- [DO THIS]: Will you output the entries below exactly, skipping every image they contain?

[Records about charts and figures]
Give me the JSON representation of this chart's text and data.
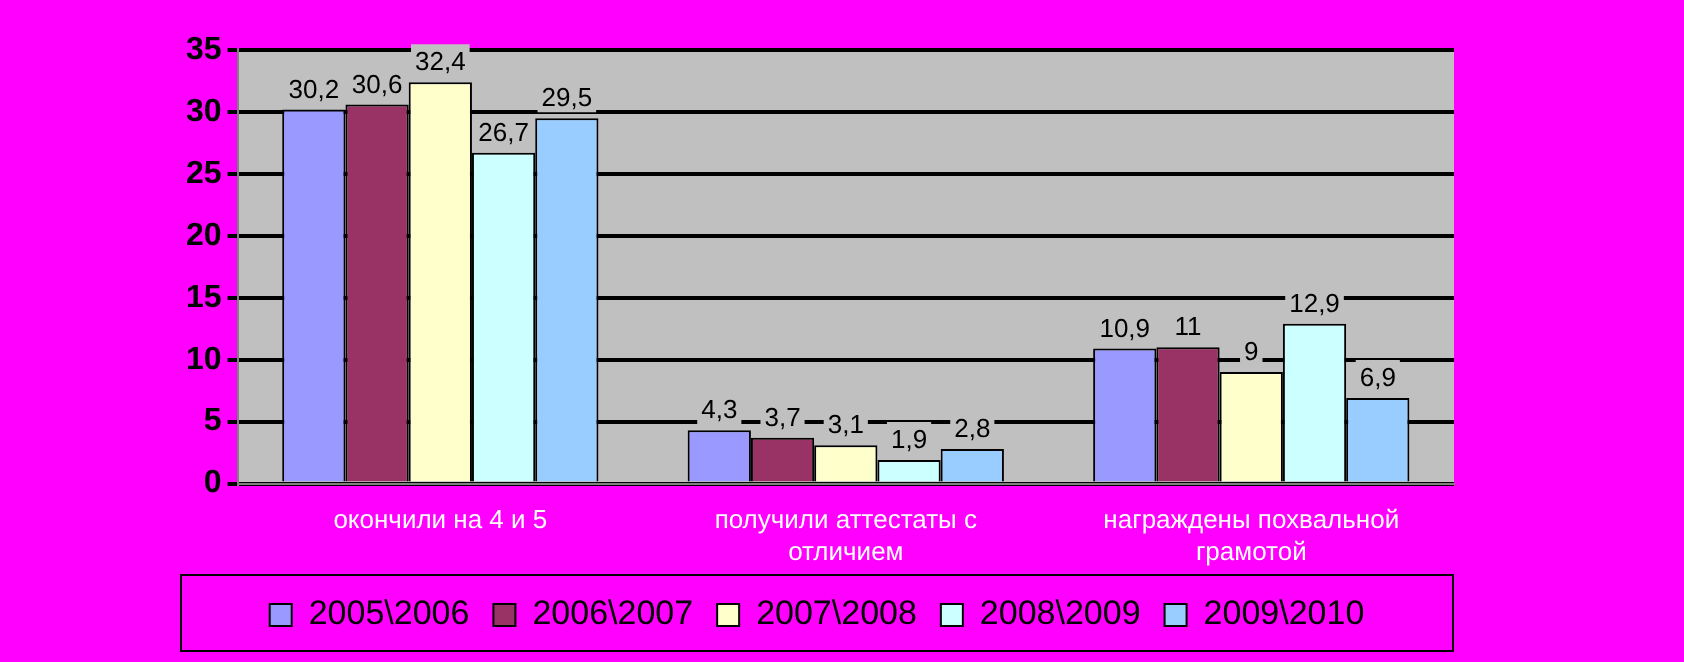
{
  "chart_data": {
    "type": "bar",
    "categories": [
      "окончили на 4 и 5",
      "получили аттестаты с отличием",
      "награждены похвальной грамотой"
    ],
    "series": [
      {
        "name": "2005\\2006",
        "color": "#9999ff",
        "values": [
          30.2,
          4.3,
          10.9
        ],
        "value_labels": [
          "30,2",
          "4,3",
          "10,9"
        ]
      },
      {
        "name": "2006\\2007",
        "color": "#993366",
        "values": [
          30.6,
          3.7,
          11
        ],
        "value_labels": [
          "30,6",
          "3,7",
          "11"
        ]
      },
      {
        "name": "2007\\2008",
        "color": "#ffffcc",
        "values": [
          32.4,
          3.1,
          9
        ],
        "value_labels": [
          "32,4",
          "3,1",
          "9"
        ]
      },
      {
        "name": "2008\\2009",
        "color": "#ccffff",
        "values": [
          26.7,
          1.9,
          12.9
        ],
        "value_labels": [
          "26,7",
          "1,9",
          "12,9"
        ]
      },
      {
        "name": "2009\\2010",
        "color": "#99ccff",
        "values": [
          29.5,
          2.8,
          6.9
        ],
        "value_labels": [
          "29,5",
          "2,8",
          "6,9"
        ]
      }
    ],
    "ylim": [
      0,
      35
    ],
    "yticks": [
      0,
      5,
      10,
      15,
      20,
      25,
      30,
      35
    ],
    "grid": "y",
    "legend": "bottom"
  }
}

- [EXERCISE SOLUTION]:
Give me the JSON representation of this chart's text and data.
{
  "chart_data": {
    "type": "bar",
    "categories": [
      "окончили на 4 и 5",
      "получили аттестаты с отличием",
      "награждены похвальной грамотой"
    ],
    "series": [
      {
        "name": "2005\\2006",
        "color": "#9999ff",
        "values": [
          30.2,
          4.3,
          10.9
        ],
        "value_labels": [
          "30,2",
          "4,3",
          "10,9"
        ]
      },
      {
        "name": "2006\\2007",
        "color": "#993366",
        "values": [
          30.6,
          3.7,
          11
        ],
        "value_labels": [
          "30,6",
          "3,7",
          "11"
        ]
      },
      {
        "name": "2007\\2008",
        "color": "#ffffcc",
        "values": [
          32.4,
          3.1,
          9
        ],
        "value_labels": [
          "32,4",
          "3,1",
          "9"
        ]
      },
      {
        "name": "2008\\2009",
        "color": "#ccffff",
        "values": [
          26.7,
          1.9,
          12.9
        ],
        "value_labels": [
          "26,7",
          "1,9",
          "12,9"
        ]
      },
      {
        "name": "2009\\2010",
        "color": "#99ccff",
        "values": [
          29.5,
          2.8,
          6.9
        ],
        "value_labels": [
          "29,5",
          "2,8",
          "6,9"
        ]
      }
    ],
    "ylim": [
      0,
      35
    ],
    "yticks": [
      0,
      5,
      10,
      15,
      20,
      25,
      30,
      35
    ],
    "grid": "y",
    "legend": "bottom"
  }
}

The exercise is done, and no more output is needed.